What is asked: Write out every record in full, exactly as written, please.

Collected data entries
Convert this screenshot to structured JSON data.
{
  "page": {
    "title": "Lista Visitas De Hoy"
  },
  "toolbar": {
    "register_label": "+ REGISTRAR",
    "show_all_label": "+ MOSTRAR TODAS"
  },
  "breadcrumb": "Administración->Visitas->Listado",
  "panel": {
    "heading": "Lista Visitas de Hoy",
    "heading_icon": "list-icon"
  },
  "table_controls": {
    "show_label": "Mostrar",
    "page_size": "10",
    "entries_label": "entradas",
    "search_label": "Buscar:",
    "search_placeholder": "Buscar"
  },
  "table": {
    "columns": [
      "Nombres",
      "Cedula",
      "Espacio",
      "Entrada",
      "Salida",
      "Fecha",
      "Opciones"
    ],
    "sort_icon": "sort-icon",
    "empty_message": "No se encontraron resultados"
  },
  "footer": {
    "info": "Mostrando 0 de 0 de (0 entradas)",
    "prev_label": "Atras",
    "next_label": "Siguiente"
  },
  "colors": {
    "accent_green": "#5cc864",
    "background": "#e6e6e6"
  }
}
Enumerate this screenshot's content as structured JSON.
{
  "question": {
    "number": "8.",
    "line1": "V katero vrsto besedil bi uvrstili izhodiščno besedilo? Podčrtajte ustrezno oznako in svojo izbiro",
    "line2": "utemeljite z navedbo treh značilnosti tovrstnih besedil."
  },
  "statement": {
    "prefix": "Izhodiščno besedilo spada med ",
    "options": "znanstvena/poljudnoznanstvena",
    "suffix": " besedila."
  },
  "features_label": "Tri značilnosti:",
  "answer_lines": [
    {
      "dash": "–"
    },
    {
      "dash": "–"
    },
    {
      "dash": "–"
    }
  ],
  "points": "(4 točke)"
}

Full solution:
Convert this screenshot to structured JSON data.
{
  "page": {
    "title": "Lista Visitas De Hoy"
  },
  "toolbar": {
    "register_label": "+ REGISTRAR",
    "show_all_label": "+ MOSTRAR TODAS"
  },
  "breadcrumb": "Administración->Visitas->Listado",
  "panel": {
    "heading": "Lista Visitas de Hoy",
    "heading_icon": "list-icon"
  },
  "table_controls": {
    "show_label": "Mostrar",
    "page_size": "10",
    "entries_label": "entradas",
    "search_label": "Buscar:",
    "search_placeholder": "Buscar"
  },
  "table": {
    "columns": [
      "Nombres",
      "Cedula",
      "Espacio",
      "Entrada",
      "Salida",
      "Fecha",
      "Opciones"
    ],
    "sort_icon": "sort-icon",
    "empty_message": "No se encontraron resultados"
  },
  "footer": {
    "info": "Mostrando 0 de 0 de (0 entradas)",
    "prev_label": "Atras",
    "next_label": "Siguiente"
  },
  "colors": {
    "accent_green": "#5cc864",
    "background": "#e6e6e6"
  }
}
Enumerate this screenshot's content as structured JSON.
{
  "question": {
    "number": "8.",
    "line1": "V katero vrsto besedil bi uvrstili izhodiščno besedilo? Podčrtajte ustrezno oznako in svojo izbiro",
    "line2": "utemeljite z navedbo treh značilnosti tovrstnih besedil."
  },
  "statement": {
    "prefix": "Izhodiščno besedilo spada med ",
    "options": "znanstvena/poljudnoznanstvena",
    "suffix": " besedila."
  },
  "features_label": "Tri značilnosti:",
  "answer_lines": [
    {
      "dash": "–"
    },
    {
      "dash": "–"
    },
    {
      "dash": "–"
    }
  ],
  "points": "(4 točke)"
}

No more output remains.